Task statement: Your task is to give the listing below back word for word, pictures excluded.

#####

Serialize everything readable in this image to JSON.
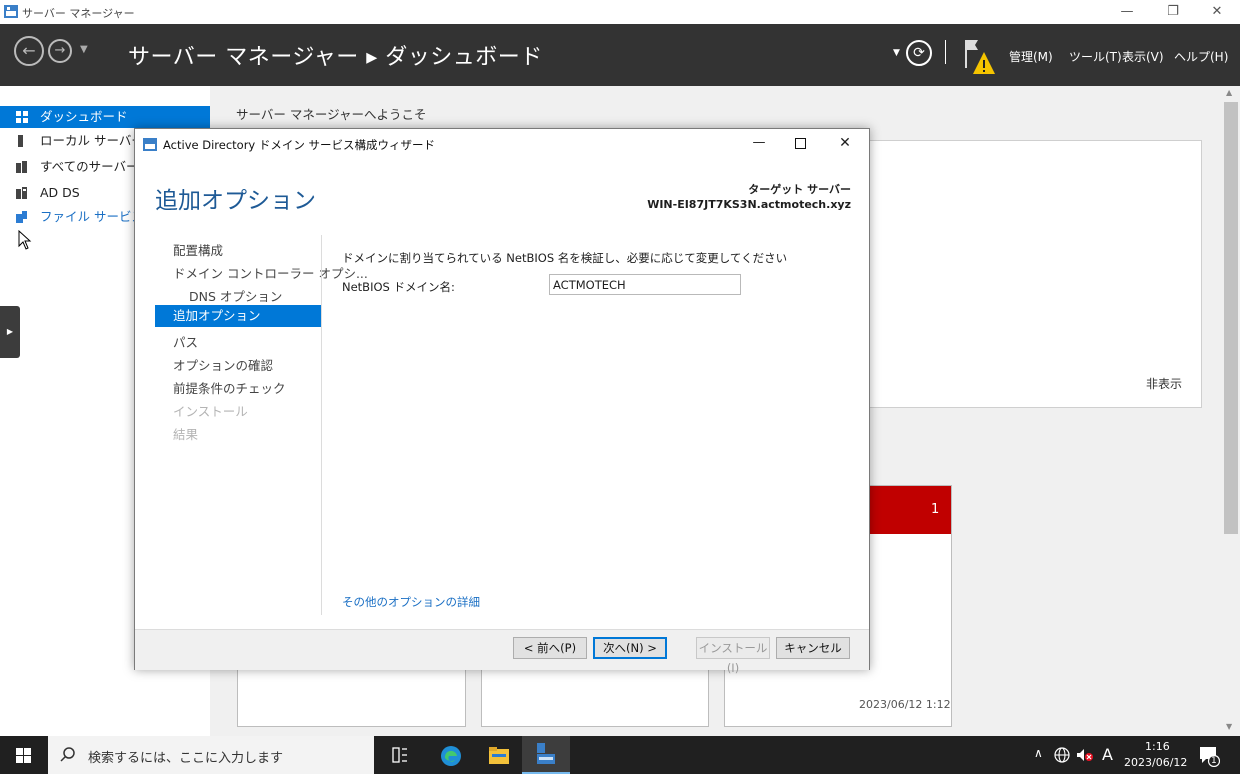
{
  "window": {
    "title": "サーバー マネージャー"
  },
  "header": {
    "breadcrumb": "サーバー マネージャー ▸ ダッシュボード",
    "menus": [
      "管理(M)",
      "ツール(T)",
      "表示(V)",
      "ヘルプ(H)"
    ]
  },
  "sidebar": {
    "items": [
      {
        "label": "ダッシュボード"
      },
      {
        "label": "ローカル サーバー"
      },
      {
        "label": "すべてのサーバー"
      },
      {
        "label": "AD DS"
      },
      {
        "label": "ファイル サービスと記憶域サービス"
      }
    ]
  },
  "main": {
    "welcome_title": "サーバー マネージャーへようこそ",
    "hide_link": "非表示",
    "tile_badge": "1",
    "tile_timestamp": "2023/06/12 1:12"
  },
  "dialog": {
    "title": "Active Directory ドメイン サービス構成ウィザード",
    "page_title": "追加オプション",
    "target_label": "ターゲット サーバー",
    "target_server": "WIN-EI87JT7KS3N.actmotech.xyz",
    "steps": [
      {
        "label": "配置構成"
      },
      {
        "label": "ドメイン コントローラー オプシ..."
      },
      {
        "label": "DNS オプション"
      },
      {
        "label": "追加オプション"
      },
      {
        "label": "パス"
      },
      {
        "label": "オプションの確認"
      },
      {
        "label": "前提条件のチェック"
      },
      {
        "label": "インストール"
      },
      {
        "label": "結果"
      }
    ],
    "instruction": "ドメインに割り当てられている NetBIOS 名を検証し、必要に応じて変更してください",
    "netbios_label": "NetBIOS ドメイン名:",
    "netbios_value": "ACTMOTECH",
    "more_link": "その他のオプションの詳細",
    "buttons": {
      "prev": "< 前へ(P)",
      "next": "次へ(N) >",
      "install": "インストール(I)",
      "cancel": "キャンセル"
    }
  },
  "taskbar": {
    "search_placeholder": "検索するには、ここに入力します",
    "ime": "A",
    "time": "1:16",
    "date": "2023/06/12",
    "notification_count": "1"
  },
  "colors": {
    "accent": "#0078d7",
    "header": "#333333",
    "badge_red": "#c00000",
    "heading_blue": "#1e5a96"
  }
}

#####

In response:
Serialize everything readable in this image to JSON.
{
  "window": {
    "title": "サーバー マネージャー"
  },
  "header": {
    "breadcrumb": "サーバー マネージャー ▸ ダッシュボード",
    "menus": [
      "管理(M)",
      "ツール(T)",
      "表示(V)",
      "ヘルプ(H)"
    ]
  },
  "sidebar": {
    "items": [
      {
        "label": "ダッシュボード"
      },
      {
        "label": "ローカル サーバー"
      },
      {
        "label": "すべてのサーバー"
      },
      {
        "label": "AD DS"
      },
      {
        "label": "ファイル サービスと記憶域サービス"
      }
    ]
  },
  "main": {
    "welcome_title": "サーバー マネージャーへようこそ",
    "hide_link": "非表示",
    "tile_badge": "1",
    "tile_timestamp": "2023/06/12 1:12"
  },
  "dialog": {
    "title": "Active Directory ドメイン サービス構成ウィザード",
    "page_title": "追加オプション",
    "target_label": "ターゲット サーバー",
    "target_server": "WIN-EI87JT7KS3N.actmotech.xyz",
    "steps": [
      {
        "label": "配置構成"
      },
      {
        "label": "ドメイン コントローラー オプシ..."
      },
      {
        "label": "DNS オプション"
      },
      {
        "label": "追加オプション"
      },
      {
        "label": "パス"
      },
      {
        "label": "オプションの確認"
      },
      {
        "label": "前提条件のチェック"
      },
      {
        "label": "インストール"
      },
      {
        "label": "結果"
      }
    ],
    "instruction": "ドメインに割り当てられている NetBIOS 名を検証し、必要に応じて変更してください",
    "netbios_label": "NetBIOS ドメイン名:",
    "netbios_value": "ACTMOTECH",
    "more_link": "その他のオプションの詳細",
    "buttons": {
      "prev": "< 前へ(P)",
      "next": "次へ(N) >",
      "install": "インストール(I)",
      "cancel": "キャンセル"
    }
  },
  "taskbar": {
    "search_placeholder": "検索するには、ここに入力します",
    "ime": "A",
    "time": "1:16",
    "date": "2023/06/12",
    "notification_count": "1"
  },
  "colors": {
    "accent": "#0078d7",
    "header": "#333333",
    "badge_red": "#c00000",
    "heading_blue": "#1e5a96"
  }
}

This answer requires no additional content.